Prof. Dr. Jörg Franke // Clinic Magdeburg
Fully automated method for measuring spinal sagittal balance parameters
Challenge
Measuring parameters of sagittal balance (SB) is essential in the treatment of spinal disorders. However, it is a time-consuming and labor-intensive manual process.
Solution
RAYLYTIC partnered with Prof. Dr. Jörg Franke to develop and systematically evaluate a fully automated algorithm for determining SB parameters.
Outcome
The algorithm demonstrated excellent reliability when compared to manual measurements by experienced physicians. The results of the validation study were published in the European Spine Journal in July 2022.
Challenge: Essential, yet time-consuming sagittal balance measurements
Sagittal balance parameters in clinical routines
Reestablishing SB is the goal of many spinal surgeries, as radiographic parameters of SB have been shown to correlate significantly with patient outcomes, like quality of life and condition-specific disability. The accurate pre- and postoperative analysis of SB parameters is therefore essential to the successful treatment of spinal disorders.
For Prof. Franke, global and segmental analysis of these geometric interrelations between spine and pelvis heavily influence his surgical care strategies. Preoperatively, they can be used to guide surgical decision making, while postoperatively, they can serve as a quality metric to determine if surgery achieved and maintained balance in the sagittal plane.
Limitations of current clinical approaches
Current clinical approaches for determining SB parameters are not only time-consuming and labor-intensive, but also rely on the subjective experience of the observer. Although software exists for measuring SB parameters, it still requires manual – and therefore subjective – user input for the placement of anatomical landmarks.
Moreover, higher volumes of imaging data and more complex cases have put additional strain on his staff. According to Prof. Franke, these manual measurements can take up to 15 minutes per patient – a tall order for his clinic’s radiology department that is reckoning with resource shortages.
Taken together, these limitations make the objective and efficient of analysis of SB parameters for different purposes – clinical diagnostics, treatment planning, scientific research, registry and big data analyses – difficult in the face of skyrocketing radiology workloads, which have tripled in the last 15 years.
A fully automated tool for measuring SB parameters could not only alleviate clinics from routine manual tasks, but also elevate patient care by generating insights from massive repositories of data.
Solution: Fully automated algorithm for measuring sagittal balance parameters
RAYLYTIC partnered with Prof. Franke to develop and systematically evaluate the reliability of an algorithm that could significantly relieve these challenges by automatically computing the following SB parameters:
- pelvic incidence
- sacral slope
- pelvic tilt
- L1/S1 lumbar lordosis
- T4/T12 thoracic kyphosis (TK)
- spino-sacral angle (SSA).
Although recent research has demonstrated the potential of artificial intelligence (AI) to “automatically extract complex radiographic parameters from medical images with high accuracy and precision”1, these studies have conducted validation using small patient cohorts and exclusively preoperative imaging data.
Conversely, the study initiated by RAYLYTIC together with Prof. Franke validated the fully automated algorithm using a larger, 170-patient cohort with as well as without spinal instrumentation. Furthermore, the study differentiated between pre- and post-operative images. Post-operative images are a notorious challenge for AI-based analysis tools due to the difficulty of placing anatomical landmarks in images containing cages, screws, and other instrumentation.

# Your tasks
**A)** From the sagittal balance case study, output the passage starting with "A fully automated tool" and going on through "thoracic kyphosis (TK)", copied word for word.
**B)** Render this sentence from the sagittal balance case study in Spanish: "Furthermore, the study differentiated between pre- and post-operative images."

# Supplied data
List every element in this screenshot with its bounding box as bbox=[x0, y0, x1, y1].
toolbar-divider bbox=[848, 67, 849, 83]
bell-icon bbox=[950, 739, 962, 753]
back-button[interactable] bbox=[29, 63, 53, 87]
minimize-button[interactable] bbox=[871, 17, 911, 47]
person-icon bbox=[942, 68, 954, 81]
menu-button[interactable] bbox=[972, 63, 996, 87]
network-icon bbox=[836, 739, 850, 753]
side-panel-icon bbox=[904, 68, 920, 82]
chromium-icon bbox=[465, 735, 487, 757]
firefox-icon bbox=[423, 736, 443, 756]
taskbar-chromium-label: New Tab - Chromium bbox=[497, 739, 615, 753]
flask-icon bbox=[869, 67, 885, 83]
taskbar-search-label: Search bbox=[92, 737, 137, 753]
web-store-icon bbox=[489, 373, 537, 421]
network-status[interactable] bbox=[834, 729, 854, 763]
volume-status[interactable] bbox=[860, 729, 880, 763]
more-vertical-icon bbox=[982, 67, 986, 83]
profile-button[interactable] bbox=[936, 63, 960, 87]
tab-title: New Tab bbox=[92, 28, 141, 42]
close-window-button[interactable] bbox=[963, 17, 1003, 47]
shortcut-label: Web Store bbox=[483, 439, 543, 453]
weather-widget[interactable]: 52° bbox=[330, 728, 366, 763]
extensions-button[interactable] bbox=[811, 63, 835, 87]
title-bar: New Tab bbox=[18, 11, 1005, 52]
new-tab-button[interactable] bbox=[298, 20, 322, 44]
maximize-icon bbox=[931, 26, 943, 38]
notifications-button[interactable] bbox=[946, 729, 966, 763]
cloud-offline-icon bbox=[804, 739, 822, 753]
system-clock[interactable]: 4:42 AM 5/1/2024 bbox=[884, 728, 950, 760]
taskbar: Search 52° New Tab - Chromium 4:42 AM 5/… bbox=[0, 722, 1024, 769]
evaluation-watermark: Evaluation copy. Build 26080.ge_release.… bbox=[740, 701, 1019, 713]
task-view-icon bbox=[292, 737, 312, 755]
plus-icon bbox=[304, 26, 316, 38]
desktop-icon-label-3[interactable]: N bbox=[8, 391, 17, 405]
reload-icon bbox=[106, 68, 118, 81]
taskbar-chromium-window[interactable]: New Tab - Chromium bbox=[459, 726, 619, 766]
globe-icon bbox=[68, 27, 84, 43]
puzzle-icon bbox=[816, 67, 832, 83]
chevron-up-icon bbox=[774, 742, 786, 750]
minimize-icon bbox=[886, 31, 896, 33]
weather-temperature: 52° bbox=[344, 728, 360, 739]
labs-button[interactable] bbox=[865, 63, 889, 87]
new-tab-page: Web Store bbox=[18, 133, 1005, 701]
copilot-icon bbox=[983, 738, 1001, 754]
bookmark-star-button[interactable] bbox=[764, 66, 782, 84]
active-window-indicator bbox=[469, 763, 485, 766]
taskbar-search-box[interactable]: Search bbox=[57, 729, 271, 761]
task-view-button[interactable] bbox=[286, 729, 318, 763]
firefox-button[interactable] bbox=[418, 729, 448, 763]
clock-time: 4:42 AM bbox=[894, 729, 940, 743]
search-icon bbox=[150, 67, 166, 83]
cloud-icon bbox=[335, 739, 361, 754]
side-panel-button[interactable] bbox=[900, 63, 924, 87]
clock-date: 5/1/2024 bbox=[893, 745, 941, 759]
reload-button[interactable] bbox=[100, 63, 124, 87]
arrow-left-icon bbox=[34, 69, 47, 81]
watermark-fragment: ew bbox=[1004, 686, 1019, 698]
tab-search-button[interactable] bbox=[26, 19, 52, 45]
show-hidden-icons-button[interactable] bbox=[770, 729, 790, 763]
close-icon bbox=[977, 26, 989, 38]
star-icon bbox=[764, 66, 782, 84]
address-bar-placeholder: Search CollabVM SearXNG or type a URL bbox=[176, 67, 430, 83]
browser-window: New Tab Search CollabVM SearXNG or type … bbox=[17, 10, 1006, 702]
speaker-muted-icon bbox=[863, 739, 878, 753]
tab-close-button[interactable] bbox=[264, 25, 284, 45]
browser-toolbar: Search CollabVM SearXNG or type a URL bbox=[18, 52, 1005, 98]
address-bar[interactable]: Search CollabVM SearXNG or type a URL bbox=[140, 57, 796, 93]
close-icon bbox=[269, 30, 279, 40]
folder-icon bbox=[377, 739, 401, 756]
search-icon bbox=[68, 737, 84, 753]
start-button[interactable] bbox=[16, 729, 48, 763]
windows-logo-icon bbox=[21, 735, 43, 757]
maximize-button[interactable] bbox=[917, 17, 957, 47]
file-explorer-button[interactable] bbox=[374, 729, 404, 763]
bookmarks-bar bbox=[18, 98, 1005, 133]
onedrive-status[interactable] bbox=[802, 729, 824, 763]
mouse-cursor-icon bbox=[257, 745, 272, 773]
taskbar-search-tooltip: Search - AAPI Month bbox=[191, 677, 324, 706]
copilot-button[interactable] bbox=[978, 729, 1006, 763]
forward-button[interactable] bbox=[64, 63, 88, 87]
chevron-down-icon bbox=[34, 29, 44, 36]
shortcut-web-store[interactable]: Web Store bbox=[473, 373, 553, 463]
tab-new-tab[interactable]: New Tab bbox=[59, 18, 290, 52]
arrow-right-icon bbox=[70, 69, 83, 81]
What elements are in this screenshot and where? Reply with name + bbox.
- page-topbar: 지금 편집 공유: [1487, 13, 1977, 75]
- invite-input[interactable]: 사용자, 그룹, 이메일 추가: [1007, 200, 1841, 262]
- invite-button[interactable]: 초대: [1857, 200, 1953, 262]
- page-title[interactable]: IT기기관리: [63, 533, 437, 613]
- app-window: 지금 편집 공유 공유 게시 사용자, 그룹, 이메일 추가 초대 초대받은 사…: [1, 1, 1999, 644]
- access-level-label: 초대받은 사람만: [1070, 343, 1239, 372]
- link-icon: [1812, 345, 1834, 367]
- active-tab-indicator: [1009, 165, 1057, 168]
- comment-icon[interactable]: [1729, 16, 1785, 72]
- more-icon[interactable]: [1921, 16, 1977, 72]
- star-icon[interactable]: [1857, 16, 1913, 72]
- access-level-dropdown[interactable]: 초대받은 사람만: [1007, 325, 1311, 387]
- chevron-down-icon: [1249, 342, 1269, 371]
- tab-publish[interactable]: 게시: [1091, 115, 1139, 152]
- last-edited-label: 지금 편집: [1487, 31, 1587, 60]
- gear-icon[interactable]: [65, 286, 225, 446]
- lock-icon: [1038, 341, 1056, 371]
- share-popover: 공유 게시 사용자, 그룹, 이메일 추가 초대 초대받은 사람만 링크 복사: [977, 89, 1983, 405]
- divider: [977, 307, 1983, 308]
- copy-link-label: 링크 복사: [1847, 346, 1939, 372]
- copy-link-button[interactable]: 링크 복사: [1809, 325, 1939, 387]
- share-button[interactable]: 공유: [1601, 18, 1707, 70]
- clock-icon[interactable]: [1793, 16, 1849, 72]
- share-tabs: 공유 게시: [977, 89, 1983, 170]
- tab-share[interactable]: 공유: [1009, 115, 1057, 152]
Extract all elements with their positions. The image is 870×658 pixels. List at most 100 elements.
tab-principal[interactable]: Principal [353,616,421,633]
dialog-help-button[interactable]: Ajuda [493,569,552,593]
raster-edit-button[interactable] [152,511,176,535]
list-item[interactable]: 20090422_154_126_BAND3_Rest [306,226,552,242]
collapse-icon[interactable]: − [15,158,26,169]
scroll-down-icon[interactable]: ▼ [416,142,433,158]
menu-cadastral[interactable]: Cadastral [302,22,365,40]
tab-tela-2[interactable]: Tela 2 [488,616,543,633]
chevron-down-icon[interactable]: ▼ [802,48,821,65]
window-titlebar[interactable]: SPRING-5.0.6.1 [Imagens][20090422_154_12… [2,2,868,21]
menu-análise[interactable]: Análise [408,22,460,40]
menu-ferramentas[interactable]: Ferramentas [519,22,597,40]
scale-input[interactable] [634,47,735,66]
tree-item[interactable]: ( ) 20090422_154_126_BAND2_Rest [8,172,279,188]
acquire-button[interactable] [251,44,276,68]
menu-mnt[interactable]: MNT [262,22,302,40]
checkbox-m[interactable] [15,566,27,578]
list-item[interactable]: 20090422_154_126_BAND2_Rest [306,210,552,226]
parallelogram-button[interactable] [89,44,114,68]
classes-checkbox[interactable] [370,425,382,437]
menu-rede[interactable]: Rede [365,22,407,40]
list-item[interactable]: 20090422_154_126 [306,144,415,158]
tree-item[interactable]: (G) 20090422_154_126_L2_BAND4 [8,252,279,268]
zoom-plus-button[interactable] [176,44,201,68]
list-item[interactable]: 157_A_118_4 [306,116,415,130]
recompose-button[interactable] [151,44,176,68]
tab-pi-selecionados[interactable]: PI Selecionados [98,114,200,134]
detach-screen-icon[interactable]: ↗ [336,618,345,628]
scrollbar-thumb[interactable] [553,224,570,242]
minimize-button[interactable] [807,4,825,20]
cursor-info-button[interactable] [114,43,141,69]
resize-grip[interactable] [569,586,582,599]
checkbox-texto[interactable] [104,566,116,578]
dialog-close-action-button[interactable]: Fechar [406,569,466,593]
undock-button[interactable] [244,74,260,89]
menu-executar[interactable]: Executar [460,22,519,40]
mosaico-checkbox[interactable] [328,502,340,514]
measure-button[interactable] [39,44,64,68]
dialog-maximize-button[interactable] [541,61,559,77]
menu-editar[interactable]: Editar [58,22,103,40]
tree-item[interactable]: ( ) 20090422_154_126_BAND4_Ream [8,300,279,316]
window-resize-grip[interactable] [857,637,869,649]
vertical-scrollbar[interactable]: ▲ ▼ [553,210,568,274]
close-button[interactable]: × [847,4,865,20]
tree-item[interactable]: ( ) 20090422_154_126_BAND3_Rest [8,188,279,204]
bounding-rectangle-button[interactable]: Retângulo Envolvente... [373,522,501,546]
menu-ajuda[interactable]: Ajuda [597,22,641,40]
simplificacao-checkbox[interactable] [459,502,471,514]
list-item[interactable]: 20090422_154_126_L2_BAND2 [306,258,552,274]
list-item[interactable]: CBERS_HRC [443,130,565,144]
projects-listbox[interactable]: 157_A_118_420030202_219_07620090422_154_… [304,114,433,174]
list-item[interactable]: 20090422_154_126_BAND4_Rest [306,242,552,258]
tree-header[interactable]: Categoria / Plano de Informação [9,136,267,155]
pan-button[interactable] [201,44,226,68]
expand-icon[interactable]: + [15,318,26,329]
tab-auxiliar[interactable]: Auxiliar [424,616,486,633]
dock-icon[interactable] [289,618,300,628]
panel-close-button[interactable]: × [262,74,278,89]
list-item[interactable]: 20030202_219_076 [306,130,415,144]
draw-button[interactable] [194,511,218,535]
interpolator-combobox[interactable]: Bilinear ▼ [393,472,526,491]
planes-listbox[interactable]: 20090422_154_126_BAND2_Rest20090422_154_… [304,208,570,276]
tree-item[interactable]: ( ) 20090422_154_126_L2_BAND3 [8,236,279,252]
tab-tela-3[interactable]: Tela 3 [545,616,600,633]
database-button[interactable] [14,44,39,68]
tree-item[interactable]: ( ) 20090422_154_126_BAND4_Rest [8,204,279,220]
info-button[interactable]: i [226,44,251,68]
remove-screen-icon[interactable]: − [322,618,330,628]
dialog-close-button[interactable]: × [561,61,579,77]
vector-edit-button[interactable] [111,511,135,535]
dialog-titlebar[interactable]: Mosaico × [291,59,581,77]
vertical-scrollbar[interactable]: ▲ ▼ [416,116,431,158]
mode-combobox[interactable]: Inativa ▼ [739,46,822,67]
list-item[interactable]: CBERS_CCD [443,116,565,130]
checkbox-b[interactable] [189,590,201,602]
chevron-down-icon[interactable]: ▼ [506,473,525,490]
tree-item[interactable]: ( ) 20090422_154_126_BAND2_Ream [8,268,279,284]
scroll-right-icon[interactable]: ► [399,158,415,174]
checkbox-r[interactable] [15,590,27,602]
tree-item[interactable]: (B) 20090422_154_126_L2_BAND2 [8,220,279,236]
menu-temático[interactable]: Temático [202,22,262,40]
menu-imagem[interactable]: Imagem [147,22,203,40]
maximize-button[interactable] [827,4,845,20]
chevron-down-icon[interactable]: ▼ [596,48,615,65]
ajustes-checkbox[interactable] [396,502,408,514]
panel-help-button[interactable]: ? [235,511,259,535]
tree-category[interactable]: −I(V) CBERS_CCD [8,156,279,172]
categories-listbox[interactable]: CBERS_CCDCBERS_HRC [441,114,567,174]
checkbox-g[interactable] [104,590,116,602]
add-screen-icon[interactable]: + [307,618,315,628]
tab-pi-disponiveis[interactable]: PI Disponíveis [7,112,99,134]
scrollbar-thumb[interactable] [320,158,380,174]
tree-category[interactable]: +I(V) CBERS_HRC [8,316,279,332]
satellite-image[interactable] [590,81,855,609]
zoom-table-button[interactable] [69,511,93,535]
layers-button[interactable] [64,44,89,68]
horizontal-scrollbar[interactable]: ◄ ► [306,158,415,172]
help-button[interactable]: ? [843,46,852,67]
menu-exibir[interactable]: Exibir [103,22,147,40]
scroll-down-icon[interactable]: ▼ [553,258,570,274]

# Responses for each task
**A)**
A fully automated tool for measuring SB parameters could not only alleviate clinics from routine manual tasks, but also elevate patient care by generating insights from massive repositories of data.
Solution: Fully automated algorithm for measuring sagittal balance parameters
RAYLYTIC partnered with Prof. Franke to develop and systematically evaluate the reliability of an algorithm that could significantly relieve these challenges by automatically computing the following SB parameters:
- pelvic incidence
- sacral slope
- pelvic tilt
- L1/S1 lumbar lordosis
- T4/T12 thoracic kyphosis (TK)

**B)** Además, el estudio diferenció entre imágenes preoperatorias y postoperatorias.